### Page extract
Vision Transformer Implementation

We can implement a simple vision transformer-based model in PyTorch to classify the images from the CIFAR100 dataset. This has been adapted from the excellent Keras guide on vision transformers. [6]

First, let us set up our initial global variables and load the dataset. We will be resizing the images to 72x72 and choosing patches of size 6. This means that we will have (72*72)/(6²) = 144 patches, each of which becomes a token.

DEVICE = torch.device("cuda:0" if torch.cuda.is_available() else "cpu")
LEARNING_RATE = 0.001
WEIGHT_DECAY = 0.0001
BATCH_SIZE = 32
NUM_EPOCHS = 100
IMAGE_SIZE = 72
PATCH_SIZE = 6
NUM_PATCHES = (IMAGE_SIZE // PATCH_SIZE) ** 2
PROJECTION_DIM = 64
NUM_HEADS = 4
TRANSFORMER_LAYERS = 8
MLP_HEAD_UNITS = [2048, 1024]

train_transforms = torchvision.transforms.Compose(
  [
    torchvision.transforms.Resize((IMAGE_SIZE, IMAGE_SIZE)),
    torchvision.transforms.RandomRotation(degrees=7),
    torchvision.transforms.RandomHorizontalFlip(p=0.5),
    torchvision.transforms.ToTensor(),
    torchvision.transforms.Normalize(mean, std),
  ]
)

### Records provided

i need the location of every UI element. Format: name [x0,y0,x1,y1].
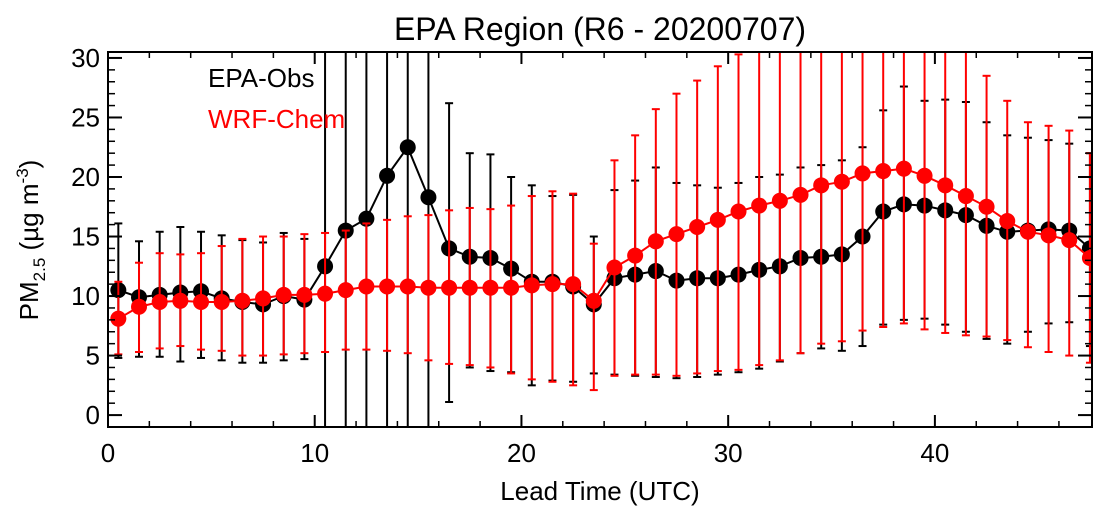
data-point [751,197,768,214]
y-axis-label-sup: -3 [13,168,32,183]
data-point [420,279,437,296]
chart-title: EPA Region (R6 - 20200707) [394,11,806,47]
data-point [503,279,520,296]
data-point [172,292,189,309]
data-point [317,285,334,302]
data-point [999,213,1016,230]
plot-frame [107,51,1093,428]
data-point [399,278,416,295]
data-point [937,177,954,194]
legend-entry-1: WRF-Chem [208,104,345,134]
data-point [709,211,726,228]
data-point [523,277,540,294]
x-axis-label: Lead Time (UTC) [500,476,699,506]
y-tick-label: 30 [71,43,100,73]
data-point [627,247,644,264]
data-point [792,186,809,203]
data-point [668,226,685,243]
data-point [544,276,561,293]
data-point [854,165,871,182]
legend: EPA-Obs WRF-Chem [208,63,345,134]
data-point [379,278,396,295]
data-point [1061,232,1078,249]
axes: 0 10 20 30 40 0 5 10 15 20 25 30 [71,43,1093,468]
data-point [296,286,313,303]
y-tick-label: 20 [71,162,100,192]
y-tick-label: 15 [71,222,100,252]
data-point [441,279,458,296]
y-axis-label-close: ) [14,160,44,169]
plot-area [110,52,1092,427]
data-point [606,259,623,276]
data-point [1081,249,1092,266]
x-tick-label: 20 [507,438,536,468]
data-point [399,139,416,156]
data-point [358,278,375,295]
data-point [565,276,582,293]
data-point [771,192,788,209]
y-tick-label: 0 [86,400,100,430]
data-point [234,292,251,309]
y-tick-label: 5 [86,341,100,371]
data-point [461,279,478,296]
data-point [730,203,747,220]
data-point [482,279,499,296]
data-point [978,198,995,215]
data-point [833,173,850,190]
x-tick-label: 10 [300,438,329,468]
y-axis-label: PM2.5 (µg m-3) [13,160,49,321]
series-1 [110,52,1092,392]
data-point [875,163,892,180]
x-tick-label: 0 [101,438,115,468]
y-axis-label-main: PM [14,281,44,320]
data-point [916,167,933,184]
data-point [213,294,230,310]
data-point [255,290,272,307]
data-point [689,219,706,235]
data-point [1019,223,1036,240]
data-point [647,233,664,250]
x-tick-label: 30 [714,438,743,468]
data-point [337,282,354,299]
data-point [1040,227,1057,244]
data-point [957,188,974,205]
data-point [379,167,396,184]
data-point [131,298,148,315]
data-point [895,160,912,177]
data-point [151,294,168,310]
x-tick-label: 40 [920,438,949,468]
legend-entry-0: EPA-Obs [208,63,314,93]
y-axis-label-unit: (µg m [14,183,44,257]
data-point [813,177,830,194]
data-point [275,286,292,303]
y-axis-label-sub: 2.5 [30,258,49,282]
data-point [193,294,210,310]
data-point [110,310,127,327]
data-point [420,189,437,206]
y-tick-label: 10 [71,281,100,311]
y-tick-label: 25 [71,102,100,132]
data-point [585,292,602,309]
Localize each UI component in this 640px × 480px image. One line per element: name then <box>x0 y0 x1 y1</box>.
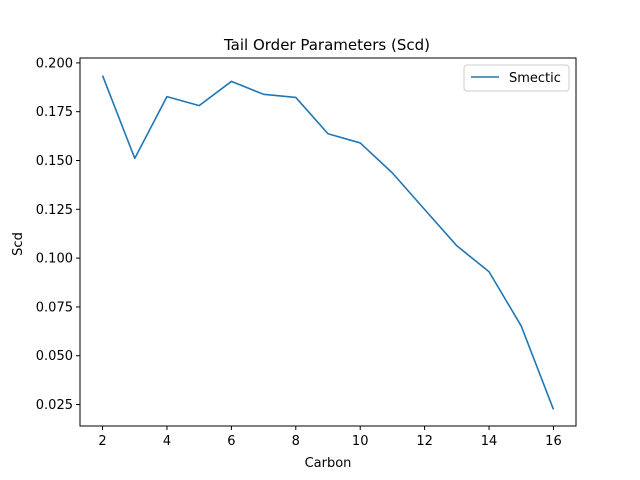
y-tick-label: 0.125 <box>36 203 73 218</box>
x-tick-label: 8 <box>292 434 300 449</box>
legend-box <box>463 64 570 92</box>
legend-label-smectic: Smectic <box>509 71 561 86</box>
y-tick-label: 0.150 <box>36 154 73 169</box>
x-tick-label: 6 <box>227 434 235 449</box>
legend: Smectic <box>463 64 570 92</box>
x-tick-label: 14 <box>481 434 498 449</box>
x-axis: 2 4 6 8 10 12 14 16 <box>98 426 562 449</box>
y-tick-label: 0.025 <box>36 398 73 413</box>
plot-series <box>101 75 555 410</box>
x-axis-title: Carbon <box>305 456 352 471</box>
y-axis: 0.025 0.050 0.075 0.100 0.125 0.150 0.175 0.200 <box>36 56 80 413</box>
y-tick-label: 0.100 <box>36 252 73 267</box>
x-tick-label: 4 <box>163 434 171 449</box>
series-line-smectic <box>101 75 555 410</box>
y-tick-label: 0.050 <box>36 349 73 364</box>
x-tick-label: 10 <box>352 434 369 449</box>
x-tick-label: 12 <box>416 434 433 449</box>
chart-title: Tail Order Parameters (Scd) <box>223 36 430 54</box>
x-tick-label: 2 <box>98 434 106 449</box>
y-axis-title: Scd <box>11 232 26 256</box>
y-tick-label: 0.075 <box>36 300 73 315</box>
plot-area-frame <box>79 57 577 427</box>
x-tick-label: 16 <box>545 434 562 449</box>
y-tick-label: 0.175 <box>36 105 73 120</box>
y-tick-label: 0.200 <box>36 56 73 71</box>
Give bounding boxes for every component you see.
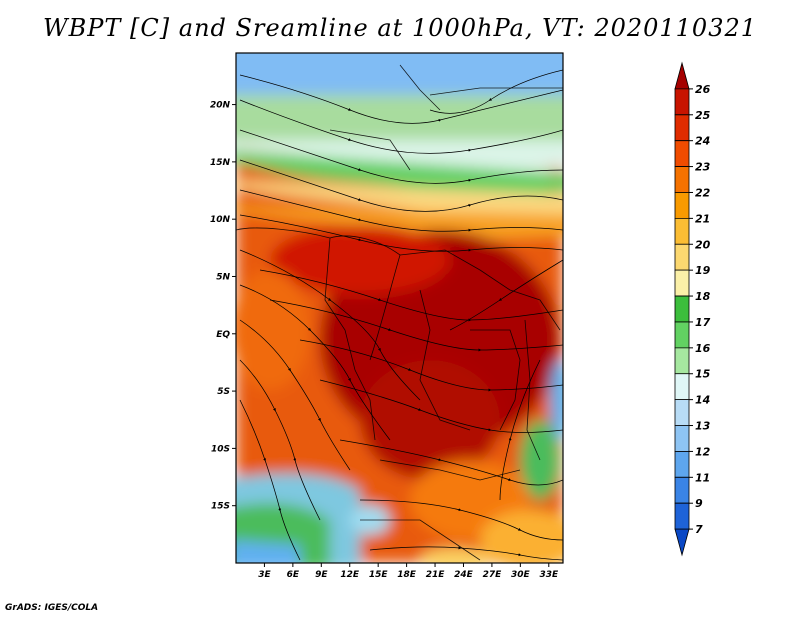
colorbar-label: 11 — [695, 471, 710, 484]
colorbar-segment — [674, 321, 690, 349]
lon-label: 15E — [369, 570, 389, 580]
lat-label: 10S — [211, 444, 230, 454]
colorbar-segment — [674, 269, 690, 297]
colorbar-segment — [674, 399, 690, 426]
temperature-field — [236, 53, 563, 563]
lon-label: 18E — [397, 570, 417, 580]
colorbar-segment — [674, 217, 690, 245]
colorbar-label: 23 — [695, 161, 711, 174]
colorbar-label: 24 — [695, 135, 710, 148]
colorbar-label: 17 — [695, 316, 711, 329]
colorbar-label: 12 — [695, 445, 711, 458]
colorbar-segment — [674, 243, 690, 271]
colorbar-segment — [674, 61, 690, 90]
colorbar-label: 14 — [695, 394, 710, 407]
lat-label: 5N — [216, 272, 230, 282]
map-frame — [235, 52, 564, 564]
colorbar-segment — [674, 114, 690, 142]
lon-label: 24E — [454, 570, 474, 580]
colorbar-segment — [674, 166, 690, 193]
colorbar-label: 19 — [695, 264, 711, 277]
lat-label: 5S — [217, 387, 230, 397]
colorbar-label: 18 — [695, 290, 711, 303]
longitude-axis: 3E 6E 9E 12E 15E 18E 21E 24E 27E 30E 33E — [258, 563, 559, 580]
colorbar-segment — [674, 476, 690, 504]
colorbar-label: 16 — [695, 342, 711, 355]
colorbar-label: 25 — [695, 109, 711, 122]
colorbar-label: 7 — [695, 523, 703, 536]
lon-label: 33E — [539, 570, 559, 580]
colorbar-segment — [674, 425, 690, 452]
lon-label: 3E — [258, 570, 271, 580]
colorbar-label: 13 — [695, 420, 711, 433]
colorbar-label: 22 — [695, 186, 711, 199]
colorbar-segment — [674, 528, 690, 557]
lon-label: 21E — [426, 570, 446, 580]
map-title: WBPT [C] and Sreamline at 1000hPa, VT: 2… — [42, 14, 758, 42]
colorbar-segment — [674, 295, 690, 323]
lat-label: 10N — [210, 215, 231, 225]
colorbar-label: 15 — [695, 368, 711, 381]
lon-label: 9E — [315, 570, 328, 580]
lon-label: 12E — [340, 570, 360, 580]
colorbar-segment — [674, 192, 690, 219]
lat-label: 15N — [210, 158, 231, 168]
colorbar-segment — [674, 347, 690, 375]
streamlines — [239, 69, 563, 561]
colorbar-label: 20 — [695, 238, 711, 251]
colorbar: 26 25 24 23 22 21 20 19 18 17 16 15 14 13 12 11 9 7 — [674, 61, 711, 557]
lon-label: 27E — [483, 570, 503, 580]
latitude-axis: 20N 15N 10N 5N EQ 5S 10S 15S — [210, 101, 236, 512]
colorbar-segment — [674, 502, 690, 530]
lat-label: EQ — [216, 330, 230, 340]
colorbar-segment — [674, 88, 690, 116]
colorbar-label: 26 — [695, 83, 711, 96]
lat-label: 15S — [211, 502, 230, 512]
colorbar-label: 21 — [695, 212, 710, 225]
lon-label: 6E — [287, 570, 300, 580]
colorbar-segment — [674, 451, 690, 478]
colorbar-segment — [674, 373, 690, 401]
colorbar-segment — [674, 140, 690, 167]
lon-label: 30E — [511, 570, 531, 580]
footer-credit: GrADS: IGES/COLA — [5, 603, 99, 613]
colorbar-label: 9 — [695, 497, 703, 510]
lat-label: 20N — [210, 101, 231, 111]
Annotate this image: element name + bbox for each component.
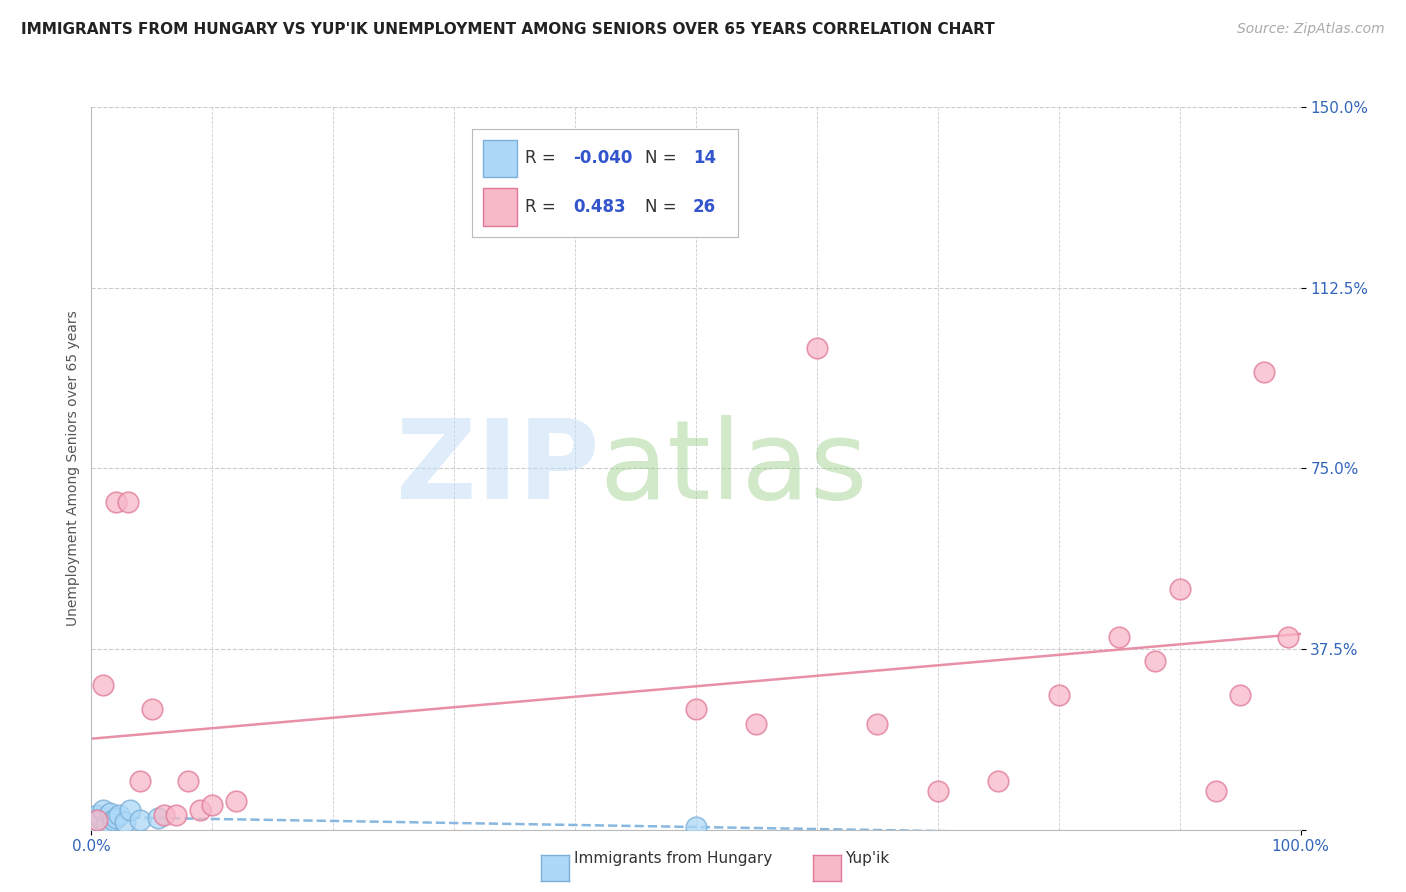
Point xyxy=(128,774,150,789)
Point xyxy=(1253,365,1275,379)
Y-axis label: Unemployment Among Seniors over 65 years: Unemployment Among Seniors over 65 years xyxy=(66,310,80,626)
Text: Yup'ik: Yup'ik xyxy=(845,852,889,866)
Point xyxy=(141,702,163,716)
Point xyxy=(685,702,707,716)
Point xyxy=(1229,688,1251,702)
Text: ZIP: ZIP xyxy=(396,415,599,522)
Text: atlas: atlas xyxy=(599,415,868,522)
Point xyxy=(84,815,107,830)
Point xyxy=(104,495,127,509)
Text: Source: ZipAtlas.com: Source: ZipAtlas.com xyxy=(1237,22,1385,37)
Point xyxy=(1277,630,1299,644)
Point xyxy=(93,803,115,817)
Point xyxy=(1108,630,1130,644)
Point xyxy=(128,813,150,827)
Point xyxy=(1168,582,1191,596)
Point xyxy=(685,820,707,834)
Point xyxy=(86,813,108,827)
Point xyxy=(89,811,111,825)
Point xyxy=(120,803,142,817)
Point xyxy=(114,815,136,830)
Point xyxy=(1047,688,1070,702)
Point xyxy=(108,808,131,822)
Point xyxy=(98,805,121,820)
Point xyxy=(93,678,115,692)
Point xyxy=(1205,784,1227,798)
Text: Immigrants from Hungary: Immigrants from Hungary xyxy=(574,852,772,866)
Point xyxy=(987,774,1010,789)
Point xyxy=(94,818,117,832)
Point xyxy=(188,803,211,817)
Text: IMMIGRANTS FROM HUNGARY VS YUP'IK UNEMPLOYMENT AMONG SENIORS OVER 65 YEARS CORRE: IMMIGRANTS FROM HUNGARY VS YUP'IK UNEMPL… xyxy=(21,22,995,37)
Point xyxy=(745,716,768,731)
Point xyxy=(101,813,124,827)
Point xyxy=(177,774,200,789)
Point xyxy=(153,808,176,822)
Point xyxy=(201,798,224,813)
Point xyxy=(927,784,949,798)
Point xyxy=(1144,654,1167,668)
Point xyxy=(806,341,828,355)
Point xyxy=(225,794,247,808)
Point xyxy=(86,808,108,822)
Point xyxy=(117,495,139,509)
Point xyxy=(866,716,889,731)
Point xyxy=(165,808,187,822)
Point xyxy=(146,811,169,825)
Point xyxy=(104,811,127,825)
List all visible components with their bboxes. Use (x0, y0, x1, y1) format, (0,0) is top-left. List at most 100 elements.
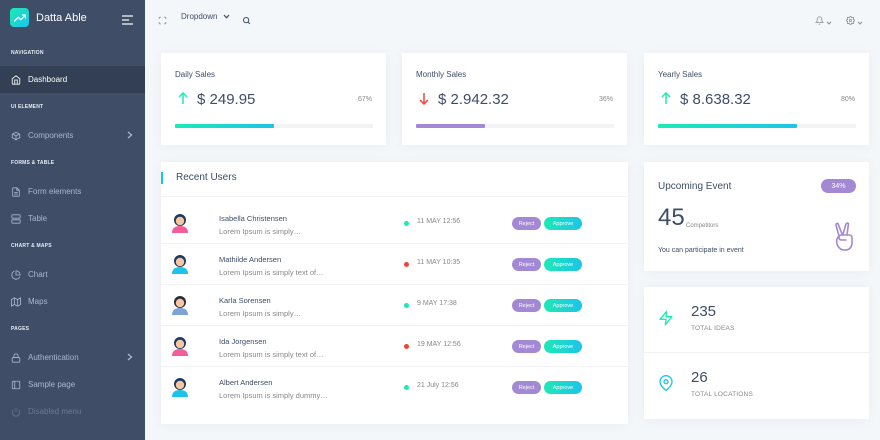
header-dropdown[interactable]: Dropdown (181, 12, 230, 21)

### Exercise requirements
1: Please print the part of the vision transformer walkthrough starting at "First, let us" and ending at "becomes a token.".
2: Answer these questions from the vision transformer walkthrough:
(a) Which dataset does the model classify?
(b) How many patches does each image produce?
(c) How many degrees does the random rotation in the training transforms allow?

### Per-task answers
1:
First, let us set up our initial global variables and load the dataset. We will be resizing the images to 72x72 and choosing patches of size 6. This means that we will have (72*72)/(6²) = 144 patches, each of which becomes a token.

2:
(a) CIFAR100
(b) 144
(c) 7